Rows from a figure dataset:
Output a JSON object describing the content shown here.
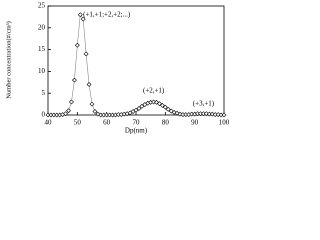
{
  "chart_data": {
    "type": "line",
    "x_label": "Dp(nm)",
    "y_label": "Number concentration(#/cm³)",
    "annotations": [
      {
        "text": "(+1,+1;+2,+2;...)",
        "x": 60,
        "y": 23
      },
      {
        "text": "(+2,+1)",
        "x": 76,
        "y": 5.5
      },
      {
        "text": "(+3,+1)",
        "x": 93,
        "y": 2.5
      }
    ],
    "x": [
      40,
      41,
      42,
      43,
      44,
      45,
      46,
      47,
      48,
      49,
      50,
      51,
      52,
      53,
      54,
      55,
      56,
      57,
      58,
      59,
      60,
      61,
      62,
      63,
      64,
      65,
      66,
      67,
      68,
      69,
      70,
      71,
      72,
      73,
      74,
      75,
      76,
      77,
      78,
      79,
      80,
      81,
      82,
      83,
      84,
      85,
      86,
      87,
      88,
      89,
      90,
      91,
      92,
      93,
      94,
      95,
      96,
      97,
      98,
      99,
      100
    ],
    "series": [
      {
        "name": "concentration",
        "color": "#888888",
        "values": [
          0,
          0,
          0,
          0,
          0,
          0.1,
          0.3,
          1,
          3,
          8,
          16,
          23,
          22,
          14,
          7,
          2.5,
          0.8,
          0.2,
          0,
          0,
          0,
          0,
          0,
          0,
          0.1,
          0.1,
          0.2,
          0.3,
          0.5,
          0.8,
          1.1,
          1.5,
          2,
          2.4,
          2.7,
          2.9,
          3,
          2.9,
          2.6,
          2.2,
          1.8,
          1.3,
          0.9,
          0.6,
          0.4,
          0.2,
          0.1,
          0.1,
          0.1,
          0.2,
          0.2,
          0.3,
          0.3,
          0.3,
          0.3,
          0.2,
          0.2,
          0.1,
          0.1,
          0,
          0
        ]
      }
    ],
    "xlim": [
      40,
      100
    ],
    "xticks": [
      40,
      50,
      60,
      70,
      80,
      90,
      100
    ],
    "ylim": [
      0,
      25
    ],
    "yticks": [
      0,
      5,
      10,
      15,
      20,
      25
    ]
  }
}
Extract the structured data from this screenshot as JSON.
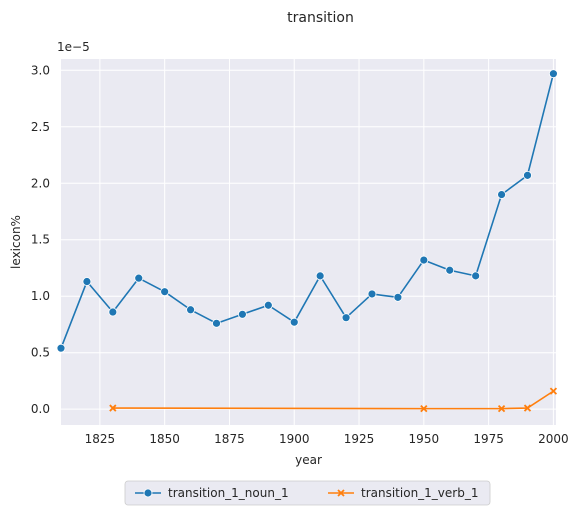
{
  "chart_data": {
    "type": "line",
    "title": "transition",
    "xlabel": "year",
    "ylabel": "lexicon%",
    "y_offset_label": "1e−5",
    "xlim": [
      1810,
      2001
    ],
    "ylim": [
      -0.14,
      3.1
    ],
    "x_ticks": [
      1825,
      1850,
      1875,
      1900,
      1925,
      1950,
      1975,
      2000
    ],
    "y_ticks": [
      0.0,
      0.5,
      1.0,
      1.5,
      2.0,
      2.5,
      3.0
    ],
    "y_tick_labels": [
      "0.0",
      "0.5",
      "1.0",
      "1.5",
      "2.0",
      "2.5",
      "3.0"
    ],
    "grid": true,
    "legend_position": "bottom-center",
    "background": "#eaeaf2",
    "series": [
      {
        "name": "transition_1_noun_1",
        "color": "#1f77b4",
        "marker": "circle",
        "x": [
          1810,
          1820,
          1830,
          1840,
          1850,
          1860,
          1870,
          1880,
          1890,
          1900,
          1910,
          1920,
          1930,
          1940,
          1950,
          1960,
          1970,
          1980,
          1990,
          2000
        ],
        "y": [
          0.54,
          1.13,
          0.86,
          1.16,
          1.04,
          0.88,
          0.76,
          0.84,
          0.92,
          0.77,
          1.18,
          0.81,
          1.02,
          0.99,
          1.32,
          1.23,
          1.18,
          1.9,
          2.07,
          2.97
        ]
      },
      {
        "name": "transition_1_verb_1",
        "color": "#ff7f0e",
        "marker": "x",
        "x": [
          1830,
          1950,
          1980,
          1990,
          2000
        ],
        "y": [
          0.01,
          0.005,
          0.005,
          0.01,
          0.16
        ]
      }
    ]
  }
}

**Task directions**
Emit the lines of the data above from the one containing "Extract the structured" through its final line, both endpoints included. Pictures do not belong in the output.

**In response**
Extract the structured data from this screenshot as JSON.
{
  "chart_data": {
    "type": "line",
    "title": "transition",
    "xlabel": "year",
    "ylabel": "lexicon%",
    "y_offset_label": "1e−5",
    "xlim": [
      1810,
      2001
    ],
    "ylim": [
      -0.14,
      3.1
    ],
    "x_ticks": [
      1825,
      1850,
      1875,
      1900,
      1925,
      1950,
      1975,
      2000
    ],
    "y_ticks": [
      0.0,
      0.5,
      1.0,
      1.5,
      2.0,
      2.5,
      3.0
    ],
    "y_tick_labels": [
      "0.0",
      "0.5",
      "1.0",
      "1.5",
      "2.0",
      "2.5",
      "3.0"
    ],
    "grid": true,
    "legend_position": "bottom-center",
    "background": "#eaeaf2",
    "series": [
      {
        "name": "transition_1_noun_1",
        "color": "#1f77b4",
        "marker": "circle",
        "x": [
          1810,
          1820,
          1830,
          1840,
          1850,
          1860,
          1870,
          1880,
          1890,
          1900,
          1910,
          1920,
          1930,
          1940,
          1950,
          1960,
          1970,
          1980,
          1990,
          2000
        ],
        "y": [
          0.54,
          1.13,
          0.86,
          1.16,
          1.04,
          0.88,
          0.76,
          0.84,
          0.92,
          0.77,
          1.18,
          0.81,
          1.02,
          0.99,
          1.32,
          1.23,
          1.18,
          1.9,
          2.07,
          2.97
        ]
      },
      {
        "name": "transition_1_verb_1",
        "color": "#ff7f0e",
        "marker": "x",
        "x": [
          1830,
          1950,
          1980,
          1990,
          2000
        ],
        "y": [
          0.01,
          0.005,
          0.005,
          0.01,
          0.16
        ]
      }
    ]
  }
}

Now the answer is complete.